[Dataset rows about figures]
Begin

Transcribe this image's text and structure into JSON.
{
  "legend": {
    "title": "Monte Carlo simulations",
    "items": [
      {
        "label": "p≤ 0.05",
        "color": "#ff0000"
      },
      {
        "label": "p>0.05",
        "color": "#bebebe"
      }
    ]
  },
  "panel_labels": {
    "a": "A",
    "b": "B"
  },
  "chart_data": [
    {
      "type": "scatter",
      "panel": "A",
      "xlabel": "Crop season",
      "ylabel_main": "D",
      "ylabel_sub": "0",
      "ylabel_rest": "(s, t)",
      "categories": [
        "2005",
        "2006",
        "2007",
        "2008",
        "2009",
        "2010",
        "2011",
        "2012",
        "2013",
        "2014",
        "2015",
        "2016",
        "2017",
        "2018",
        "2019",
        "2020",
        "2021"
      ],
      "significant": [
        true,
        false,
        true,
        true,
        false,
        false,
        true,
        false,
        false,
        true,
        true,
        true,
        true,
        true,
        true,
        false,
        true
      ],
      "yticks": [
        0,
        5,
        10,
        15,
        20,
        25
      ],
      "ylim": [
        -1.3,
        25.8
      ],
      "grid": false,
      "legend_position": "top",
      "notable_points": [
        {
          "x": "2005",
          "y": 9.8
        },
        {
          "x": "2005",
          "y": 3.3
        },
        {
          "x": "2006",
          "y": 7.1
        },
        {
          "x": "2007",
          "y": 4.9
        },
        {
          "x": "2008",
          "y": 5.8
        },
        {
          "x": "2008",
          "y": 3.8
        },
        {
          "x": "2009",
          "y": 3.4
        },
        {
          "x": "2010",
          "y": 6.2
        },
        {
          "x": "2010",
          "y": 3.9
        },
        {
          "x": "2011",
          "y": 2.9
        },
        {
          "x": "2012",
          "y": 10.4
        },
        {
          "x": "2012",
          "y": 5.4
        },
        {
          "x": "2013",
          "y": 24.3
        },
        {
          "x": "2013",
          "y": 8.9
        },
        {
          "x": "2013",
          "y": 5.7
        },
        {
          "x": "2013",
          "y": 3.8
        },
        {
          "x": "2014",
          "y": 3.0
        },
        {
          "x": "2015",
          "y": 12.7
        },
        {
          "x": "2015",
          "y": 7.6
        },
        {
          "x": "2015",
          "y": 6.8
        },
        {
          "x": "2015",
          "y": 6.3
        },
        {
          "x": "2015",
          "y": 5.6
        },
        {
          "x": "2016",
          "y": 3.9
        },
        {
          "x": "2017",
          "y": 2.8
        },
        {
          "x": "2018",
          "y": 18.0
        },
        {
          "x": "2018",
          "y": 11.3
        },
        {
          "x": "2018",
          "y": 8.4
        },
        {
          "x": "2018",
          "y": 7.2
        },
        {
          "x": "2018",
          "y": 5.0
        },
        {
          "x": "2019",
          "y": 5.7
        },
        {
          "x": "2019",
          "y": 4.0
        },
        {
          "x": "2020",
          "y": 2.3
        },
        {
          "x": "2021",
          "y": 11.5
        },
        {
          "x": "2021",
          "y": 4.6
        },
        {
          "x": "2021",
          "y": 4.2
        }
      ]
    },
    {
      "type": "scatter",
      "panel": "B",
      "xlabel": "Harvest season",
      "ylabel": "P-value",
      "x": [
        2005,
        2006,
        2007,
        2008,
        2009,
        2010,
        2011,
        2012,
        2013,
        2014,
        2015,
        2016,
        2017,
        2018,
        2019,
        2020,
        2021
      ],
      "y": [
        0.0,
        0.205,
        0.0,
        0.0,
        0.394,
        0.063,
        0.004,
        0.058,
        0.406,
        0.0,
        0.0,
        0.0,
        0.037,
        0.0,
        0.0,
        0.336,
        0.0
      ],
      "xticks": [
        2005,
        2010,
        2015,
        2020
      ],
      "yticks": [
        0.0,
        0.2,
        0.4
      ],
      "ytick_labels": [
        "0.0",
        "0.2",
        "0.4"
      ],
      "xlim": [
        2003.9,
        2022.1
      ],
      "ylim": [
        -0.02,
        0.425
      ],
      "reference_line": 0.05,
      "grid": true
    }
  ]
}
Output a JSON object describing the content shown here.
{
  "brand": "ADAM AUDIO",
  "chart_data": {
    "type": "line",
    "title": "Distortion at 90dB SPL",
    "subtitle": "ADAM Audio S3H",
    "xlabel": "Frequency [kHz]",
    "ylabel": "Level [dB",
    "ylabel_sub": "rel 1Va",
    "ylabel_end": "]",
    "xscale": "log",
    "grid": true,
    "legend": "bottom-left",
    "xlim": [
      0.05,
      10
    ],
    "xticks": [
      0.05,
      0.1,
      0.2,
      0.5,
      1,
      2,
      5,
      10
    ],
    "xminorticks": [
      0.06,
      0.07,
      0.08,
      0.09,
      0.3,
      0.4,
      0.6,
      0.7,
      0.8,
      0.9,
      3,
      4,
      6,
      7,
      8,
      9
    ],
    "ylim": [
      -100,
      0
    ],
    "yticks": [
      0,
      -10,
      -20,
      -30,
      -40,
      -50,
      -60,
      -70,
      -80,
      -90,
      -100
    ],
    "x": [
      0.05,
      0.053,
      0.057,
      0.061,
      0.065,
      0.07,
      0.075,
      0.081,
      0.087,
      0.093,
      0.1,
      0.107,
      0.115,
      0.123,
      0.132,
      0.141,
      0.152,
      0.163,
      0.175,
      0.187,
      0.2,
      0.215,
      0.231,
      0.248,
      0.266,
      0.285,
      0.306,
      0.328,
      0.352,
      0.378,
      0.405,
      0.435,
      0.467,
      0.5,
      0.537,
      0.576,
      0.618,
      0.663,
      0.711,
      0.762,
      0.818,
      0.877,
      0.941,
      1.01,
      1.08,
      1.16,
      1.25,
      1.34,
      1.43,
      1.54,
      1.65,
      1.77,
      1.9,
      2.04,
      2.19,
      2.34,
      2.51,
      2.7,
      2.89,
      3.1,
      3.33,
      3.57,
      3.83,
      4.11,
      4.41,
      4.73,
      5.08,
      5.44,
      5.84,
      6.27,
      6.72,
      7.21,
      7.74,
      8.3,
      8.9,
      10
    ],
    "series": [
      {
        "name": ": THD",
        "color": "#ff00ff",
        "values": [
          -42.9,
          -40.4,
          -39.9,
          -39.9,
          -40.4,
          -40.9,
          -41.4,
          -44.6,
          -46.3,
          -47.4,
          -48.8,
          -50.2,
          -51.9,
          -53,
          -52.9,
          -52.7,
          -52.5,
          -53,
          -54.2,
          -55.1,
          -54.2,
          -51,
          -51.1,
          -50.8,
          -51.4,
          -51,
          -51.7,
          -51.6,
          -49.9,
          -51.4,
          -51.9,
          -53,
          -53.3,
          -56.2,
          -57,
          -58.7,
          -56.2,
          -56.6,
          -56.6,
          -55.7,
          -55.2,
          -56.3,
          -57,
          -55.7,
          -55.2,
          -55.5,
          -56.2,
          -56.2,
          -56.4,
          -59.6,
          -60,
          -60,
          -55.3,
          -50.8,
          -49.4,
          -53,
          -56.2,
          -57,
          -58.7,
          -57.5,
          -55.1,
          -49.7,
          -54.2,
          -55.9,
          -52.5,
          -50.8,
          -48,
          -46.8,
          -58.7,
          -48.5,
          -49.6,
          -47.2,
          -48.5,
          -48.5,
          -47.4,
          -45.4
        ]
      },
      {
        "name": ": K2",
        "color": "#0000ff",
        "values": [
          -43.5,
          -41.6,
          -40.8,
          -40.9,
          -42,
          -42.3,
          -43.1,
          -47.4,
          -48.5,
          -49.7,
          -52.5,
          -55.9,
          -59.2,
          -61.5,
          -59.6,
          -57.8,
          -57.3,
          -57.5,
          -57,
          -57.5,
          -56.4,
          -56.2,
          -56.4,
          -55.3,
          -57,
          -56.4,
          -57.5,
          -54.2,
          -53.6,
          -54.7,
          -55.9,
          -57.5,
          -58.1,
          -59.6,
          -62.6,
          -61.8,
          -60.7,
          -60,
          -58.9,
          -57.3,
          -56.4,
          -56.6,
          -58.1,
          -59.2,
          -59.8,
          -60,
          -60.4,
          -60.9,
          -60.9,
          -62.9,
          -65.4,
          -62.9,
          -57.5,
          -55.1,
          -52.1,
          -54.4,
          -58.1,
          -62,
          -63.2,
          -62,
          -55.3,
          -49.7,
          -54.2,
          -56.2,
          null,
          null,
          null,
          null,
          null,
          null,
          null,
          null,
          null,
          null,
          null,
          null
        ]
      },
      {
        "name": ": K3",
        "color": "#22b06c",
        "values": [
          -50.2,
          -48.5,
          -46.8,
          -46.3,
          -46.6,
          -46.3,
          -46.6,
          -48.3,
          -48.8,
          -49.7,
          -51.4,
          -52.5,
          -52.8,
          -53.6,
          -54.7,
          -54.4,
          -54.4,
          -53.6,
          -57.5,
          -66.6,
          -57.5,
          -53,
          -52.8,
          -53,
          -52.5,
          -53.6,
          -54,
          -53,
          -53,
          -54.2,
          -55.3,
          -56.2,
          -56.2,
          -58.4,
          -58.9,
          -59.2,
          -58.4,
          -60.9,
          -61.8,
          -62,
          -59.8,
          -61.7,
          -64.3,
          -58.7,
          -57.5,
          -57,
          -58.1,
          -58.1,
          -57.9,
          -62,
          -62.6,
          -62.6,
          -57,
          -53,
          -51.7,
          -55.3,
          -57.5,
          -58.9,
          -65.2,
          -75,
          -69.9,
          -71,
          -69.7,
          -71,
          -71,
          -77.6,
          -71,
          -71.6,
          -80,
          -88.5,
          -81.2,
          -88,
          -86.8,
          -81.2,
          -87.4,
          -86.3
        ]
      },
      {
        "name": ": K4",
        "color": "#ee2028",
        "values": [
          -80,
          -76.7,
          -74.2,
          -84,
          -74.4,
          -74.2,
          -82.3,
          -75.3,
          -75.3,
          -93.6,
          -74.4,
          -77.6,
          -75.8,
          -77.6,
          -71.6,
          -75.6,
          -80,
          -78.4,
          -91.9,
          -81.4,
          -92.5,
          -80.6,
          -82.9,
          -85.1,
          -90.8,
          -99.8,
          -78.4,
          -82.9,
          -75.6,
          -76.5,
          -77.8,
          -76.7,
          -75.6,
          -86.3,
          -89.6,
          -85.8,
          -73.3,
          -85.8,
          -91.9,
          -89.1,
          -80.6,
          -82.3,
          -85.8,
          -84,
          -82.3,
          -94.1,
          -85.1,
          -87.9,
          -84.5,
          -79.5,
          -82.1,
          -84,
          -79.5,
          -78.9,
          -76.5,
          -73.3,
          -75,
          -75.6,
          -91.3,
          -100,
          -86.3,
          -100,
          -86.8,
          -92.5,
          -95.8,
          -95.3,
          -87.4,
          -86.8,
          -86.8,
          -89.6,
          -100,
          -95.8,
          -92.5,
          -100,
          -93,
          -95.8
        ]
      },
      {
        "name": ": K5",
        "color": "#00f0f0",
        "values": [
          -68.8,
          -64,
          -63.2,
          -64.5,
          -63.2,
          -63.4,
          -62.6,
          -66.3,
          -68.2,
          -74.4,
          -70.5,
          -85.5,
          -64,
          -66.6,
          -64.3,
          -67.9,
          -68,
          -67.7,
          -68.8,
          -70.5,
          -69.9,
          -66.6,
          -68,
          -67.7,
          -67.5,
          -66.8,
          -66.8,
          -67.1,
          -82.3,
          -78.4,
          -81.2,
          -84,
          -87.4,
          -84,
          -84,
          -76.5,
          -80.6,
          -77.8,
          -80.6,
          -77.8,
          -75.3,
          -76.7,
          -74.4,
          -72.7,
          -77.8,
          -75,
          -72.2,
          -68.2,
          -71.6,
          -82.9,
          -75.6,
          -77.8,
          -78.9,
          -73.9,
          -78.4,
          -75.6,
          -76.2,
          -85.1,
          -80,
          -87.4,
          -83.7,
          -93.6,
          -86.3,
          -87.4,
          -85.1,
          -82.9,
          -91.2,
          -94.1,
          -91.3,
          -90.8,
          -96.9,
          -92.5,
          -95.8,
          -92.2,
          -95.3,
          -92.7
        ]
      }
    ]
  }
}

End

EXERCISE OBJECTIVE
Copy every line that contains the string "season".

ANSWER IN FULL
      "xlabel": "Crop season",
      "xlabel": "Harvest season",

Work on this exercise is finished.